What to produce —
Draw out every line with the word "icon" from the listing below.

****************

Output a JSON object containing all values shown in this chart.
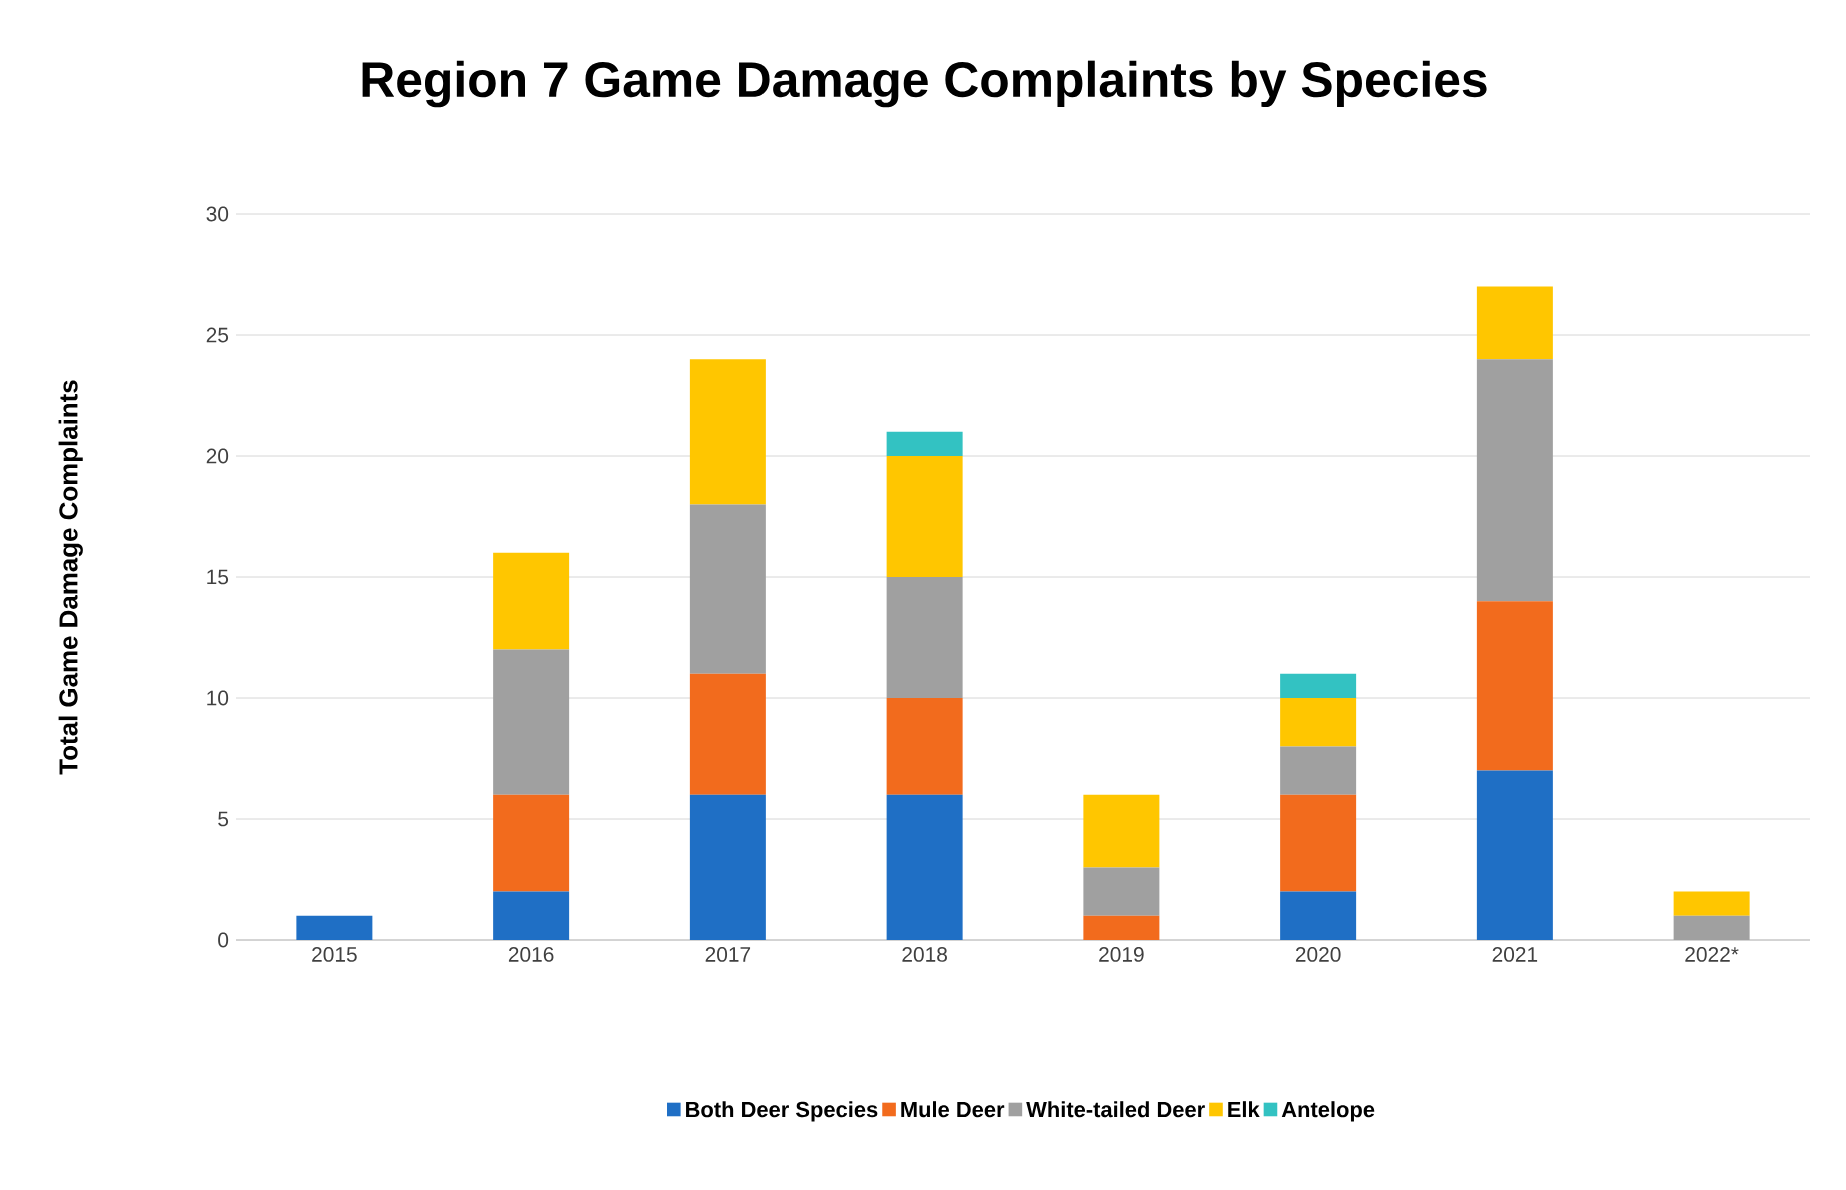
{
  "chart_data": {
    "type": "bar",
    "stacked": true,
    "title": "Region 7 Game Damage Complaints by Species",
    "ylabel": "Total Game Damage Complaints",
    "categories": [
      "2015",
      "2016",
      "2017",
      "2018",
      "2019",
      "2020",
      "2021",
      "2022*"
    ],
    "series": [
      {
        "name": "Both Deer Species",
        "color": "#1f6fc5",
        "values": [
          1,
          2,
          6,
          6,
          0,
          2,
          7,
          0
        ]
      },
      {
        "name": "Mule Deer",
        "color": "#f26b1d",
        "values": [
          0,
          4,
          5,
          4,
          1,
          4,
          7,
          0
        ]
      },
      {
        "name": "White-tailed Deer",
        "color": "#a0a0a0",
        "values": [
          0,
          6,
          7,
          5,
          2,
          2,
          10,
          1
        ]
      },
      {
        "name": "Elk",
        "color": "#ffc600",
        "values": [
          0,
          4,
          6,
          5,
          3,
          2,
          3,
          1
        ]
      },
      {
        "name": "Antelope",
        "color": "#33c2c2",
        "values": [
          0,
          0,
          0,
          1,
          0,
          1,
          0,
          0
        ]
      }
    ],
    "ylim": [
      0,
      30
    ],
    "yticks": [
      0,
      5,
      10,
      15,
      20,
      25,
      30
    ],
    "grid": "y",
    "legend": "bottom"
  }
}
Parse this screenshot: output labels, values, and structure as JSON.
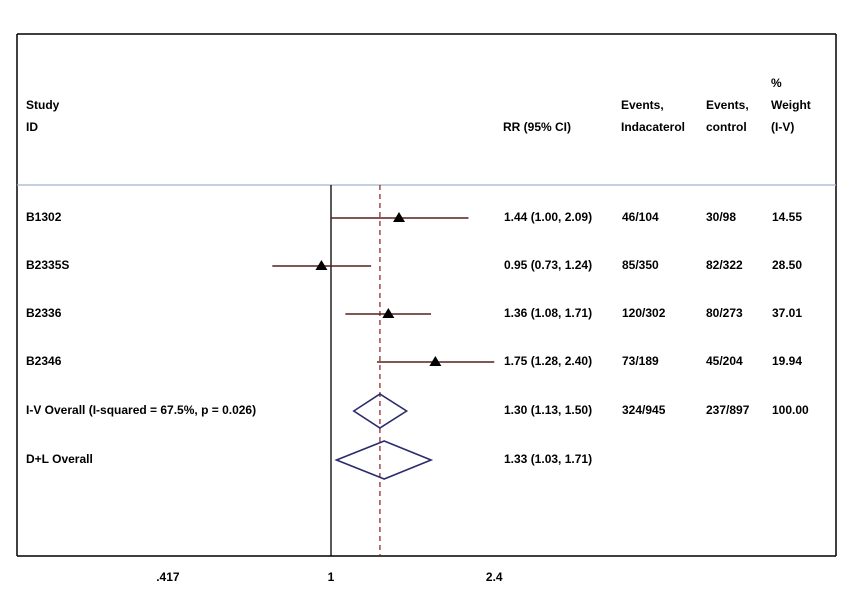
{
  "chart_data": {
    "type": "forest",
    "header": {
      "study_line1": "Study",
      "study_line2": "ID",
      "rr": "RR (95% CI)",
      "events_ind_line1": "Events,",
      "events_ind_line2": "Indacaterol",
      "events_ctrl_line1": "Events,",
      "events_ctrl_line2": "control",
      "weight_line1": "%",
      "weight_line2": "Weight",
      "weight_line3": "(I-V)"
    },
    "studies": [
      {
        "id": "B1302",
        "rr": 1.44,
        "lo": 1.0,
        "hi": 2.09,
        "rr_text": "1.44 (1.00, 2.09)",
        "events_ind": "46/104",
        "events_ctrl": "30/98",
        "weight": "14.55"
      },
      {
        "id": "B2335S",
        "rr": 0.95,
        "lo": 0.73,
        "hi": 1.24,
        "rr_text": "0.95 (0.73, 1.24)",
        "events_ind": "85/350",
        "events_ctrl": "82/322",
        "weight": "28.50"
      },
      {
        "id": "B2336",
        "rr": 1.36,
        "lo": 1.08,
        "hi": 1.71,
        "rr_text": "1.36 (1.08, 1.71)",
        "events_ind": "120/302",
        "events_ctrl": "80/273",
        "weight": "37.01"
      },
      {
        "id": "B2346",
        "rr": 1.75,
        "lo": 1.28,
        "hi": 2.4,
        "rr_text": "1.75 (1.28, 2.40)",
        "events_ind": "73/189",
        "events_ctrl": "45/204",
        "weight": "19.94"
      }
    ],
    "overall": [
      {
        "id": "I-V Overall  (I-squared = 67.5%, p = 0.026)",
        "rr": 1.3,
        "lo": 1.13,
        "hi": 1.5,
        "rr_text": "1.30 (1.13, 1.50)",
        "events_ind": "324/945",
        "events_ctrl": "237/897",
        "weight": "100.00"
      },
      {
        "id": "D+L Overall",
        "rr": 1.33,
        "lo": 1.03,
        "hi": 1.71,
        "rr_text": "1.33 (1.03, 1.71)",
        "events_ind": "",
        "events_ctrl": "",
        "weight": ""
      }
    ],
    "x_scale": "log",
    "null_value": 1,
    "overall_line_value": 1.3,
    "x_ticks": [
      0.417,
      1,
      2.4
    ],
    "x_tick_labels": [
      ".417",
      "1",
      "2.4"
    ],
    "colors": {
      "ci_line": "#5a1f1f",
      "marker": "#000000",
      "diamond": "#2b2b6b",
      "overall_line": "#8b1a1a",
      "header_rule": "#9fb8d0"
    }
  }
}
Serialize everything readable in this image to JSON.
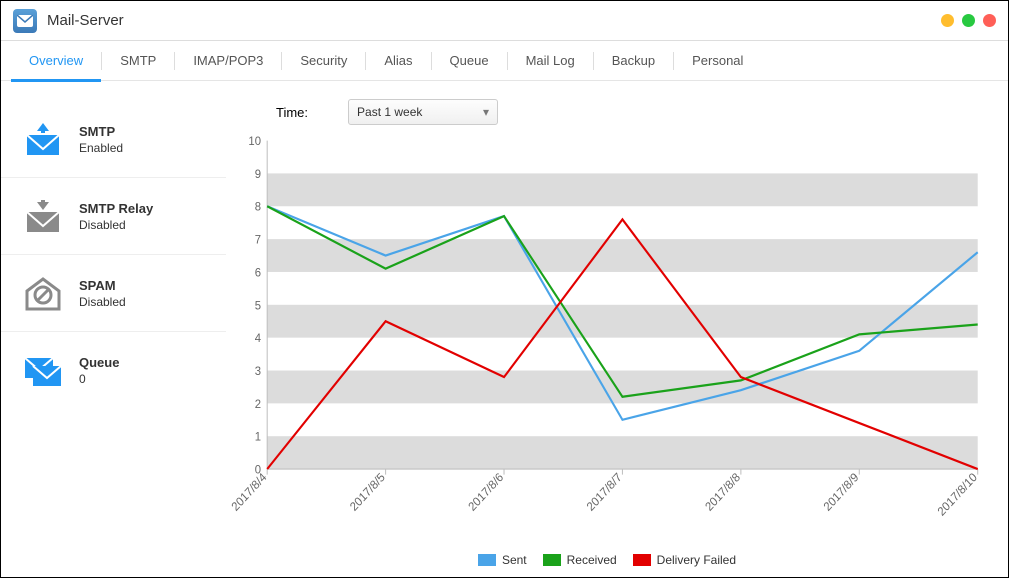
{
  "window": {
    "title": "Mail-Server",
    "controls": {
      "min_color": "#ffbd2e",
      "max_color": "#28c940",
      "close_color": "#ff5f57"
    }
  },
  "tabs": {
    "items": [
      "Overview",
      "SMTP",
      "IMAP/POP3",
      "Security",
      "Alias",
      "Queue",
      "Mail Log",
      "Backup",
      "Personal"
    ],
    "active_index": 0
  },
  "sidebar": {
    "items": [
      {
        "title": "SMTP",
        "sub": "Enabled",
        "icon": "smtp-send",
        "color": "#2196f3"
      },
      {
        "title": "SMTP Relay",
        "sub": "Disabled",
        "icon": "smtp-relay",
        "color": "#8a8a8a"
      },
      {
        "title": "SPAM",
        "sub": "Disabled",
        "icon": "spam",
        "color": "#8a8a8a"
      },
      {
        "title": "Queue",
        "sub": "0",
        "icon": "queue",
        "color": "#2196f3"
      }
    ]
  },
  "time": {
    "label": "Time:",
    "selected": "Past 1 week"
  },
  "chart": {
    "type": "line",
    "x_labels": [
      "2017/8/4",
      "2017/8/5",
      "2017/8/6",
      "2017/8/7",
      "2017/8/8",
      "2017/8/9",
      "2017/8/10"
    ],
    "ylim": [
      0,
      10
    ],
    "ytick_step": 1,
    "line_width": 2,
    "background_color": "#ffffff",
    "band_color": "#dcdcdc",
    "axis_color": "#bfbfbf",
    "grid_color": "#e6e6e6",
    "label_fontsize": 11,
    "x_label_rotation": -45,
    "series": [
      {
        "name": "Sent",
        "color": "#4aa4e8",
        "values": [
          8,
          6.5,
          7.7,
          1.5,
          2.4,
          3.6,
          6.6
        ]
      },
      {
        "name": "Received",
        "color": "#1aa21a",
        "values": [
          8,
          6.1,
          7.7,
          2.2,
          2.7,
          4.1,
          4.4
        ]
      },
      {
        "name": "Delivery Failed",
        "color": "#e20000",
        "values": [
          0,
          4.5,
          2.8,
          7.6,
          2.8,
          1.4,
          0
        ]
      }
    ]
  }
}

****************

Task solution —
        "icon": "smtp-send",
        "icon": "smtp-relay",
        "icon": "spam",
        "icon": "queue",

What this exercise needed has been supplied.